Lines holding the string "plánovacích" are the ones to copy; find them all in the data.

※

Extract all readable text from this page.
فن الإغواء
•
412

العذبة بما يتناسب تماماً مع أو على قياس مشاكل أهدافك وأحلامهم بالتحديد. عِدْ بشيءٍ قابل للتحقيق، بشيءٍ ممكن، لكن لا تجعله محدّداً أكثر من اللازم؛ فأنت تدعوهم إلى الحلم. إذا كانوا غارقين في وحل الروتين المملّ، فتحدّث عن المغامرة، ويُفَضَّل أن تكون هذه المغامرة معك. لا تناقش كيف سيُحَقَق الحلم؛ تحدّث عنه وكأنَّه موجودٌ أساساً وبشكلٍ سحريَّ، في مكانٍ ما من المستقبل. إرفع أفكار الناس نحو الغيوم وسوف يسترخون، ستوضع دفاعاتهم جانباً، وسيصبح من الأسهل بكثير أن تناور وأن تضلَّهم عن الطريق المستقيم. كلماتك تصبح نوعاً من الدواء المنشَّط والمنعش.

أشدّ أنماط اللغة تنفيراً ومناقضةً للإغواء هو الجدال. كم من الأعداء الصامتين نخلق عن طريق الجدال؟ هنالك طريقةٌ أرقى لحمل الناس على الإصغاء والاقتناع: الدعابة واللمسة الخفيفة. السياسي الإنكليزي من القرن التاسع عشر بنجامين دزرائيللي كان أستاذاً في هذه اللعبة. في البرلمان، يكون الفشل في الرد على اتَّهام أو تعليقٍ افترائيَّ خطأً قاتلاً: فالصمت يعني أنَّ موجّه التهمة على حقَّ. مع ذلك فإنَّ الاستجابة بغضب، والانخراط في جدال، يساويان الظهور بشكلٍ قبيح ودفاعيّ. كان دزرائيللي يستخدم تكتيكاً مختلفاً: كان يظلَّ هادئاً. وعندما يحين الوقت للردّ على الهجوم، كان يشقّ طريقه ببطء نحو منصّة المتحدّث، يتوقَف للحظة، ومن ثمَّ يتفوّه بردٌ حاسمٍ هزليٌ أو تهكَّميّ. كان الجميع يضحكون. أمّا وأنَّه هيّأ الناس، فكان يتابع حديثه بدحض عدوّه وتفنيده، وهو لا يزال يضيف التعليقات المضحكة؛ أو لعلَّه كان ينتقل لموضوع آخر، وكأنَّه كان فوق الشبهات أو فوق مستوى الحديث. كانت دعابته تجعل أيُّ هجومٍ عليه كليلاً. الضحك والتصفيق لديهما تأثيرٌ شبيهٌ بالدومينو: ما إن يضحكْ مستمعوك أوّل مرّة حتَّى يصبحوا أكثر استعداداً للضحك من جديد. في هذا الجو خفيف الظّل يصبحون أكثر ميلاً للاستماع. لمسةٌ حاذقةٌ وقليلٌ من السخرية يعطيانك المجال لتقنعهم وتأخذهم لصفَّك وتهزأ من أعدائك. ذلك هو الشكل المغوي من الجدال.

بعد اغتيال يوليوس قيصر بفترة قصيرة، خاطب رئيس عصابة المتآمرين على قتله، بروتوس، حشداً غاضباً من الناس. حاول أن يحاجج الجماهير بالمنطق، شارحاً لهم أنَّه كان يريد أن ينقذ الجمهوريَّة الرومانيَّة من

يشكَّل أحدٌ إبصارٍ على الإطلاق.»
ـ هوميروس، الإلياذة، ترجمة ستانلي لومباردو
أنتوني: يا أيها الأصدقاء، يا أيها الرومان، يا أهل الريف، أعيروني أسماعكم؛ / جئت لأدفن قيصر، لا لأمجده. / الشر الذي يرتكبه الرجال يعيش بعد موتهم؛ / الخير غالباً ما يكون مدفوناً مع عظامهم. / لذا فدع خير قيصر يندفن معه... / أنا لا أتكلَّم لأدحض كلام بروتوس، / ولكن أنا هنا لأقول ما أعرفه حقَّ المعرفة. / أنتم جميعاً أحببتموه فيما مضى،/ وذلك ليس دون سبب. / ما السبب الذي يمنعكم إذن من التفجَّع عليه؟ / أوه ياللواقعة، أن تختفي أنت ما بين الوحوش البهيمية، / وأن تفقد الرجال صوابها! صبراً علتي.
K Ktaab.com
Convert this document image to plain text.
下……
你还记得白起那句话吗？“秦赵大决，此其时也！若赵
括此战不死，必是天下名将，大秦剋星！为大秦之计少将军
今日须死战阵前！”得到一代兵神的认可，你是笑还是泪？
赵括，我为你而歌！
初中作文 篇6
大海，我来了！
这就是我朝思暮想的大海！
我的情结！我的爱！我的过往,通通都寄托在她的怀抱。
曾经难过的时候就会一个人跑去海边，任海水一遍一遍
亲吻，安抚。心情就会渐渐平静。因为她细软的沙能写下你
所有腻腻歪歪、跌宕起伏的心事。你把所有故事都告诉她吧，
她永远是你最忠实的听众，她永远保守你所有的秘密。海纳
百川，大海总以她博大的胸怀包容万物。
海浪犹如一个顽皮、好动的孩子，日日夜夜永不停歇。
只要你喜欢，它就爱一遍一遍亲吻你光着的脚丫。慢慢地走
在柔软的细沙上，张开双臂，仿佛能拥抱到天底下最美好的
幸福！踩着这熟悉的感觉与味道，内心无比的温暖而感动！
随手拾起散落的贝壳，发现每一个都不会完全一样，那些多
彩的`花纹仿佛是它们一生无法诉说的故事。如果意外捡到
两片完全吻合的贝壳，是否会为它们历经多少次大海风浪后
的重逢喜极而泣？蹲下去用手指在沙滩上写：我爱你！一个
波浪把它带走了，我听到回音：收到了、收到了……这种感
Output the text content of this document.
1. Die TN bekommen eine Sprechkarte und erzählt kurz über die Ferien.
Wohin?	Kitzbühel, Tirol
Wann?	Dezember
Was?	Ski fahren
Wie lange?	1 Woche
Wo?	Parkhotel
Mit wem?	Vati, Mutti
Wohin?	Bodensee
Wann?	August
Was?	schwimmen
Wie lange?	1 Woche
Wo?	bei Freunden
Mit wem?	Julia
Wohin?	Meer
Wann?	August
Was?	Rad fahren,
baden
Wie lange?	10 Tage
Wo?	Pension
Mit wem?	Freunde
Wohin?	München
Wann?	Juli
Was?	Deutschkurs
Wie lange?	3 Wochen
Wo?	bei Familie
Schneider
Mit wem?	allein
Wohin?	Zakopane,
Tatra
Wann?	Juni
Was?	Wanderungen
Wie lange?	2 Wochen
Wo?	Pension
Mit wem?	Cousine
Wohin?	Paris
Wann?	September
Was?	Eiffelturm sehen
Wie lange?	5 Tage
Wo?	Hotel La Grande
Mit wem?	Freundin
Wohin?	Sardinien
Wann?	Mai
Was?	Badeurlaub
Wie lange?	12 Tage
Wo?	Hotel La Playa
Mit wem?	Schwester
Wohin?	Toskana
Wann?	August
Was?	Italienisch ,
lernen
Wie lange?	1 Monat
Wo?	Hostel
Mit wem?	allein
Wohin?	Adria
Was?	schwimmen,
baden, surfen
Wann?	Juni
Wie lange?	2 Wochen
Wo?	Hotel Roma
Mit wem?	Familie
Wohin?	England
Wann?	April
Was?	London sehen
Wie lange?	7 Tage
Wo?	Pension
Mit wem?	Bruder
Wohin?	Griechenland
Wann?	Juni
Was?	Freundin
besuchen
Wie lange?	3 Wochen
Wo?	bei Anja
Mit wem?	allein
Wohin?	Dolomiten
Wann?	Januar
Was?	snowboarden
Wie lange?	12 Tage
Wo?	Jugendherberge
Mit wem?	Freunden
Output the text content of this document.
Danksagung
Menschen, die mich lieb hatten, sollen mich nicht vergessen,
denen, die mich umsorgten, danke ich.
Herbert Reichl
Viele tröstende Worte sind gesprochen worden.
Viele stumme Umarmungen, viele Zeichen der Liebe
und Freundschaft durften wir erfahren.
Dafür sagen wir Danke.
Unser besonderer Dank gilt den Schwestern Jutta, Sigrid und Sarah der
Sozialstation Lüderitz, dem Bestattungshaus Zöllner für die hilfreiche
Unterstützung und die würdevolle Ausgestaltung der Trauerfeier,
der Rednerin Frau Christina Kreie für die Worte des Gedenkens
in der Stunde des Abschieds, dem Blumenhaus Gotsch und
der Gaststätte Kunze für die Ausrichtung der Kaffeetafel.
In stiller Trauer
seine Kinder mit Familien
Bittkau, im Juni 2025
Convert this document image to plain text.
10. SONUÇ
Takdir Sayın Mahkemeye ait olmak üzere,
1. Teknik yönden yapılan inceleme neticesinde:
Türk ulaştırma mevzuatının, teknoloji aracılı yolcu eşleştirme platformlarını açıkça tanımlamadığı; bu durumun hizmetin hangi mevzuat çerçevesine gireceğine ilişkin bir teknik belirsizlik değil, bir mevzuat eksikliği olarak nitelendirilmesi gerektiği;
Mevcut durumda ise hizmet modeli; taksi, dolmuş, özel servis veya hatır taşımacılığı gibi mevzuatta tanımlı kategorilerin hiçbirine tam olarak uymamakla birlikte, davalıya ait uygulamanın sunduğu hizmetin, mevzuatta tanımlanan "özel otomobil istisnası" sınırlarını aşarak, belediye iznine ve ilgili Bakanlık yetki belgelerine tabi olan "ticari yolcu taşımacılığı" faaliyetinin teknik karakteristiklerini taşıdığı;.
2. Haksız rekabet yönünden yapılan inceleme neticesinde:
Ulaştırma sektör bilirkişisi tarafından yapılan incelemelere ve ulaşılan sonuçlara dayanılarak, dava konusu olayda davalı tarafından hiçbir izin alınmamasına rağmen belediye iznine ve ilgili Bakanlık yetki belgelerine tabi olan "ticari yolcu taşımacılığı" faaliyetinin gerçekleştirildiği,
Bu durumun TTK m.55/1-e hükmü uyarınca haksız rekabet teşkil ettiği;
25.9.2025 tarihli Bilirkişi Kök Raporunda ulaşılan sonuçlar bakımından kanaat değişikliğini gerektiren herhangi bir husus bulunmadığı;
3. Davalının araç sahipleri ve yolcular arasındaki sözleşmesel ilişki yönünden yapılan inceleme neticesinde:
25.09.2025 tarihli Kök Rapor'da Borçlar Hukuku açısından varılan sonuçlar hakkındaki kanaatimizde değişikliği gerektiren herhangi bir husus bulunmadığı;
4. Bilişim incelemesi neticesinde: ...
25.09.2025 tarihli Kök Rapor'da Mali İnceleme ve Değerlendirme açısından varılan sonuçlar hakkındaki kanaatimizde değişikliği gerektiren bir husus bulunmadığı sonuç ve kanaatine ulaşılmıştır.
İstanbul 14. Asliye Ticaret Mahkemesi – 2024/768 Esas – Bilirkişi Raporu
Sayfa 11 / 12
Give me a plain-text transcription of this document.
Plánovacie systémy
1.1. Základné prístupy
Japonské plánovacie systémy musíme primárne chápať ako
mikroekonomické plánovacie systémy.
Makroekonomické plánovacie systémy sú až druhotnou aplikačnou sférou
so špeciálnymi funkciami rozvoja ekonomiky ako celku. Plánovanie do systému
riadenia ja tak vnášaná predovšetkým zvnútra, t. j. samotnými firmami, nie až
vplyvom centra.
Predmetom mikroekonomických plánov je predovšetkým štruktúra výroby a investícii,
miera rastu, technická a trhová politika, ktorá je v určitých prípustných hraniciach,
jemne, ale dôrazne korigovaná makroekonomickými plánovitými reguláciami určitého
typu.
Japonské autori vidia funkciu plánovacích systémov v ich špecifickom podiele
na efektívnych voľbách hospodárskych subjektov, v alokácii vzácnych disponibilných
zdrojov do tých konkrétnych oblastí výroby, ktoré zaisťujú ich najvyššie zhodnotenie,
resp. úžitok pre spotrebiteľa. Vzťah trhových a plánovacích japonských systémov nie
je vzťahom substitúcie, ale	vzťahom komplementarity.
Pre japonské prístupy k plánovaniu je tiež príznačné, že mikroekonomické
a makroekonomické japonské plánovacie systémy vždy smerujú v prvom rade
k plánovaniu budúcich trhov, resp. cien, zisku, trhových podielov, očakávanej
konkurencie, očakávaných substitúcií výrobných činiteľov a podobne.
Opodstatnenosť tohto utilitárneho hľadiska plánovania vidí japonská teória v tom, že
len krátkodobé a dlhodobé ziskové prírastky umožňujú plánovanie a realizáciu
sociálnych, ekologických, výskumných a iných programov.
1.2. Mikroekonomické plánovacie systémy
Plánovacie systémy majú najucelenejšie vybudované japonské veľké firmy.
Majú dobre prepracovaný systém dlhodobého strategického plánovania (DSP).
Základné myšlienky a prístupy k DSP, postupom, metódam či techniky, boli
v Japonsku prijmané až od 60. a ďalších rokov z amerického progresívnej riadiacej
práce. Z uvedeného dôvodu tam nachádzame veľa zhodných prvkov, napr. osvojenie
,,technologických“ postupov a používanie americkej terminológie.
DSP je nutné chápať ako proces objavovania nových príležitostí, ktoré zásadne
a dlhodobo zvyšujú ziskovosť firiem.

※

**ANSWER TO THE TASK**
Japonské autori vidia funkciu plánovacích systémov v ich špecifickom podiele
resp. úžitok pre spotrebiteľa. Vzťah trhových a plánovacích japonských systémov nie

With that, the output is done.